* Task directions
Collect every line in the records below that contains the word "megújítani".
-----
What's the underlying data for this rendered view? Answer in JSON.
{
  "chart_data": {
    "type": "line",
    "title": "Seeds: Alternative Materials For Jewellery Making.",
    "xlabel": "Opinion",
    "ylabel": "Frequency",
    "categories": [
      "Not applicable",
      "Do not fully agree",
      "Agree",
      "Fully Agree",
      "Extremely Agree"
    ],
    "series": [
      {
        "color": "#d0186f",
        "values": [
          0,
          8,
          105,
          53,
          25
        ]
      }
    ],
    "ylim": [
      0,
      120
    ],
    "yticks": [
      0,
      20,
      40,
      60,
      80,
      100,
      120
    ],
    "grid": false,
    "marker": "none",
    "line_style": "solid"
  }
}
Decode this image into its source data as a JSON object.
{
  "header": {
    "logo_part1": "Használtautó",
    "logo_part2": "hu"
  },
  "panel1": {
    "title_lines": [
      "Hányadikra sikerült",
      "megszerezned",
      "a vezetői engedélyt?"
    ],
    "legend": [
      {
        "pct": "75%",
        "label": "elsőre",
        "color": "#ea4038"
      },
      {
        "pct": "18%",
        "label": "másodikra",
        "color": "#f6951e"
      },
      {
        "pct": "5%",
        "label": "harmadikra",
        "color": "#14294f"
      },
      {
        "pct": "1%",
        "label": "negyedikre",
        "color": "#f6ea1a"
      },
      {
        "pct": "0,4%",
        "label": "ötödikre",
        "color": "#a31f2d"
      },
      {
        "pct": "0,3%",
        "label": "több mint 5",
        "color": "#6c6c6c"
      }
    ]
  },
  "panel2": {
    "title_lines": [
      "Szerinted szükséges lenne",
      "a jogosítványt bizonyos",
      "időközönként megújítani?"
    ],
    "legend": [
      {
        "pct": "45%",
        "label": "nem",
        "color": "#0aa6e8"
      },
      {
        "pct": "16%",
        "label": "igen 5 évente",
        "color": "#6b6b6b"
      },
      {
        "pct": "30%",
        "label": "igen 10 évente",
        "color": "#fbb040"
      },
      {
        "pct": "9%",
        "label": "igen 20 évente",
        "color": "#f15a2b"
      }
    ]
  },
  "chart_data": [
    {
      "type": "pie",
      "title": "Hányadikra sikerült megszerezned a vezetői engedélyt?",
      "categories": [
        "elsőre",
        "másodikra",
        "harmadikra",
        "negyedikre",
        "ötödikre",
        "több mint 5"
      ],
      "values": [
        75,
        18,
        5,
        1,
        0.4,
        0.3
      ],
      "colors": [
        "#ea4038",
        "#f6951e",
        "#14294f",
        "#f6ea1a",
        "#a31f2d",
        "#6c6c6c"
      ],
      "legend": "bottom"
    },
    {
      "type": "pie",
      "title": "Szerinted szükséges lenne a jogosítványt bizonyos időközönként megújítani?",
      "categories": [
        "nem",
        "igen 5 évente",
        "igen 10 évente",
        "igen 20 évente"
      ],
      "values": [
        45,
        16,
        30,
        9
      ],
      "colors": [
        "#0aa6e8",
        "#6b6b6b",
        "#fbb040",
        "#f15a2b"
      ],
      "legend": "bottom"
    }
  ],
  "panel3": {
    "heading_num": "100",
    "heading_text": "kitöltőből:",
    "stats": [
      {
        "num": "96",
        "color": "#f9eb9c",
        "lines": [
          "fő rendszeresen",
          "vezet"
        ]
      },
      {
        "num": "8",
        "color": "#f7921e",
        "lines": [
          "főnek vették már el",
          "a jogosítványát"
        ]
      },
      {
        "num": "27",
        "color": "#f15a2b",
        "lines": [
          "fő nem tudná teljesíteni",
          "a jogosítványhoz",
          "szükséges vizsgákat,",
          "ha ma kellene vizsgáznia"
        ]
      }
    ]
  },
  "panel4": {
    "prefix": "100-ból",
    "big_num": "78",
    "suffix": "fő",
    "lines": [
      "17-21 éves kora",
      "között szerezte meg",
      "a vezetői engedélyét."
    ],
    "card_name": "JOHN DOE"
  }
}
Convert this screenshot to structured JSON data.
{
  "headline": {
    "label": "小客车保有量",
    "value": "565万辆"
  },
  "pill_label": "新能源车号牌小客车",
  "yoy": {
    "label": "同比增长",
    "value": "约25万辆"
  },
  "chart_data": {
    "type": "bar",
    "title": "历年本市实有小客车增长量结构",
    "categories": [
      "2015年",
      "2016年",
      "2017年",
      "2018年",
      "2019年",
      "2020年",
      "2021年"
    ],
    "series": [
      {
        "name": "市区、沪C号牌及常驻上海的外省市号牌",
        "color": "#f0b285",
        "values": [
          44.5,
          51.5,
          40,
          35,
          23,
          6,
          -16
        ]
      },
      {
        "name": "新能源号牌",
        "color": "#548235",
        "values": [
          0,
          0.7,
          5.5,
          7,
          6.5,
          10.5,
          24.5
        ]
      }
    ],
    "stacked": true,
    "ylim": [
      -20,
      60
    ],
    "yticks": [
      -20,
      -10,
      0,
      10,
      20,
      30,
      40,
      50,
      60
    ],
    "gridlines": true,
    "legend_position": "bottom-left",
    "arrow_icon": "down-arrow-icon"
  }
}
-----
* Solution to the exercise
      "időközönként megújítani?"
      "title": "Szerinted szükséges lenne a jogosítványt bizonyos időközönként megújítani?",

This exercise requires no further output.